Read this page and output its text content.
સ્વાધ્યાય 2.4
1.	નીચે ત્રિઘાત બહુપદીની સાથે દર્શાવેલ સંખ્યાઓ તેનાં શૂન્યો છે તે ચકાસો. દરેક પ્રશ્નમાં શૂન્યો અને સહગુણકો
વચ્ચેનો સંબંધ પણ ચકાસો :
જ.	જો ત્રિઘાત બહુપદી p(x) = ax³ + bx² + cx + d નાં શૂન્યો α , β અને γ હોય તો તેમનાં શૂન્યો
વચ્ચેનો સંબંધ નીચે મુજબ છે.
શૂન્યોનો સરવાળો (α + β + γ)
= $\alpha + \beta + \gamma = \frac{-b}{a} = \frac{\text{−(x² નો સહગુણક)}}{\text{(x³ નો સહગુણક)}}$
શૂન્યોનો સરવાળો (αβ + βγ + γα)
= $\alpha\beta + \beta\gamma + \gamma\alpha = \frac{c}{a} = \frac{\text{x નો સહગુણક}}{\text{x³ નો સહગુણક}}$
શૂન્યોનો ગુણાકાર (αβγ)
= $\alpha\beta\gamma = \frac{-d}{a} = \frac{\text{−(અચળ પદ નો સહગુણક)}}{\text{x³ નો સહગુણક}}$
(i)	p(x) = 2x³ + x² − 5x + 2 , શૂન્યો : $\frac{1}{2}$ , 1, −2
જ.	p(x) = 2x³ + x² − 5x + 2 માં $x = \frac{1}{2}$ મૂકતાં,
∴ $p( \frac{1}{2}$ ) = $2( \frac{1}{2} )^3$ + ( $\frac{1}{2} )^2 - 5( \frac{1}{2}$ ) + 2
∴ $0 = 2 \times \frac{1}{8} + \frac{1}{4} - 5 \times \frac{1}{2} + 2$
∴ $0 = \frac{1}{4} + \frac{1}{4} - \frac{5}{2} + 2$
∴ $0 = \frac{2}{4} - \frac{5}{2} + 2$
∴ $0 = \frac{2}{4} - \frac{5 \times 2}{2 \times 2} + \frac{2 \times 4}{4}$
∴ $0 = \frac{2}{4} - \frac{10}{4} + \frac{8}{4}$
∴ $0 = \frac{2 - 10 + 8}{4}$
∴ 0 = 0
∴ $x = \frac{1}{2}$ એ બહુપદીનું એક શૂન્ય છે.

# [WHAT TO DO]
Pull out each line of the entries that contains "text".

# [EXPECTED ANSWER]
Read this page and output its text content.
= $\alpha + \beta + \gamma = \frac{-b}{a} = \frac{\text{−(x² નો સહગુણક)}}{\text{(x³ નો સહગુણક)}}$
= $\alpha\beta + \beta\gamma + \gamma\alpha = \frac{c}{a} = \frac{\text{x નો સહગુણક}}{\text{x³ નો સહગુણક}}$
= $\alpha\beta\gamma = \frac{-d}{a} = \frac{\text{−(અચળ પદ નો સહગુણક)}}{\text{x³ નો સહગુણક}}$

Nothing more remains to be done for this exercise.